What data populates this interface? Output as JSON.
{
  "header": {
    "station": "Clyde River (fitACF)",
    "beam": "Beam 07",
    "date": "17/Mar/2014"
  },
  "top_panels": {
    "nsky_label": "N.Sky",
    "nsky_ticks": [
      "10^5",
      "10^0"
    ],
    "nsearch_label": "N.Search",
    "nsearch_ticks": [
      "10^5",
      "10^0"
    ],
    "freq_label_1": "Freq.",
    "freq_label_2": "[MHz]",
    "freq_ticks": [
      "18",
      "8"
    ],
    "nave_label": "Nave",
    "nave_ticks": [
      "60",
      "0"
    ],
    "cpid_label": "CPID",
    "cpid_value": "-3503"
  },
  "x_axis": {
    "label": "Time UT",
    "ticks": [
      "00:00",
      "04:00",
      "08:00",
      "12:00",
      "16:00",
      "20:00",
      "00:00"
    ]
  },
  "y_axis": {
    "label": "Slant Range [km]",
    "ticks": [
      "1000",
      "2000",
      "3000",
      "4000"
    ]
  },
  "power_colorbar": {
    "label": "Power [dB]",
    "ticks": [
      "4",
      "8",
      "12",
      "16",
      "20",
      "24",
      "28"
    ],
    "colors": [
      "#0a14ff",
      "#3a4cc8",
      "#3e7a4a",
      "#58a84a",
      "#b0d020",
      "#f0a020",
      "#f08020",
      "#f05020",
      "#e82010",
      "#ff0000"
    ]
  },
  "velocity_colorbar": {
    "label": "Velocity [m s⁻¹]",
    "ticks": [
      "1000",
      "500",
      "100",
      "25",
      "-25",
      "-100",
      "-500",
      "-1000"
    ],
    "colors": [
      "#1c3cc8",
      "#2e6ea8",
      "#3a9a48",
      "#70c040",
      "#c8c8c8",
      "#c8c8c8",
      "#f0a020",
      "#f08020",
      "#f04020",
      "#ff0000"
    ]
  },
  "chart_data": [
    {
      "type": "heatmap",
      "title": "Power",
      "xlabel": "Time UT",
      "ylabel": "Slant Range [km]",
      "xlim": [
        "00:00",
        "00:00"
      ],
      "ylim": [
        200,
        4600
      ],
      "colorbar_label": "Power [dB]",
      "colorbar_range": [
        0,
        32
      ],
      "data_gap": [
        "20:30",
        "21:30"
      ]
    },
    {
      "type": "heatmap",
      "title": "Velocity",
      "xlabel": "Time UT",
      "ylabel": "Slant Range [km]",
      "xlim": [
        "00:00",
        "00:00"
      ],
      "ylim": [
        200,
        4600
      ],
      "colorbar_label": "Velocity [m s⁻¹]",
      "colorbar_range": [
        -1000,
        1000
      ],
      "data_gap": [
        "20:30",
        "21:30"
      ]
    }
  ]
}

+ + +

▸ **YOUR INSTRUCTIONS**
Recopy the whole listing exactly.

▸ **PROBLEM SOLUTION**
What data populates this interface? Output as JSON.
{
  "header": {
    "station": "Clyde River (fitACF)",
    "beam": "Beam 07",
    "date": "17/Mar/2014"
  },
  "top_panels": {
    "nsky_label": "N.Sky",
    "nsky_ticks": [
      "10^5",
      "10^0"
    ],
    "nsearch_label": "N.Search",
    "nsearch_ticks": [
      "10^5",
      "10^0"
    ],
    "freq_label_1": "Freq.",
    "freq_label_2": "[MHz]",
    "freq_ticks": [
      "18",
      "8"
    ],
    "nave_label": "Nave",
    "nave_ticks": [
      "60",
      "0"
    ],
    "cpid_label": "CPID",
    "cpid_value": "-3503"
  },
  "x_axis": {
    "label": "Time UT",
    "ticks": [
      "00:00",
      "04:00",
      "08:00",
      "12:00",
      "16:00",
      "20:00",
      "00:00"
    ]
  },
  "y_axis": {
    "label": "Slant Range [km]",
    "ticks": [
      "1000",
      "2000",
      "3000",
      "4000"
    ]
  },
  "power_colorbar": {
    "label": "Power [dB]",
    "ticks": [
      "4",
      "8",
      "12",
      "16",
      "20",
      "24",
      "28"
    ],
    "colors": [
      "#0a14ff",
      "#3a4cc8",
      "#3e7a4a",
      "#58a84a",
      "#b0d020",
      "#f0a020",
      "#f08020",
      "#f05020",
      "#e82010",
      "#ff0000"
    ]
  },
  "velocity_colorbar": {
    "label": "Velocity [m s⁻¹]",
    "ticks": [
      "1000",
      "500",
      "100",
      "25",
      "-25",
      "-100",
      "-500",
      "-1000"
    ],
    "colors": [
      "#1c3cc8",
      "#2e6ea8",
      "#3a9a48",
      "#70c040",
      "#c8c8c8",
      "#c8c8c8",
      "#f0a020",
      "#f08020",
      "#f04020",
      "#ff0000"
    ]
  },
  "chart_data": [
    {
      "type": "heatmap",
      "title": "Power",
      "xlabel": "Time UT",
      "ylabel": "Slant Range [km]",
      "xlim": [
        "00:00",
        "00:00"
      ],
      "ylim": [
        200,
        4600
      ],
      "colorbar_label": "Power [dB]",
      "colorbar_range": [
        0,
        32
      ],
      "data_gap": [
        "20:30",
        "21:30"
      ]
    },
    {
      "type": "heatmap",
      "title": "Velocity",
      "xlabel": "Time UT",
      "ylabel": "Slant Range [km]",
      "xlim": [
        "00:00",
        "00:00"
      ],
      "ylim": [
        200,
        4600
      ],
      "colorbar_label": "Velocity [m s⁻¹]",
      "colorbar_range": [
        -1000,
        1000
      ],
      "data_gap": [
        "20:30",
        "21:30"
      ]
    }
  ]
}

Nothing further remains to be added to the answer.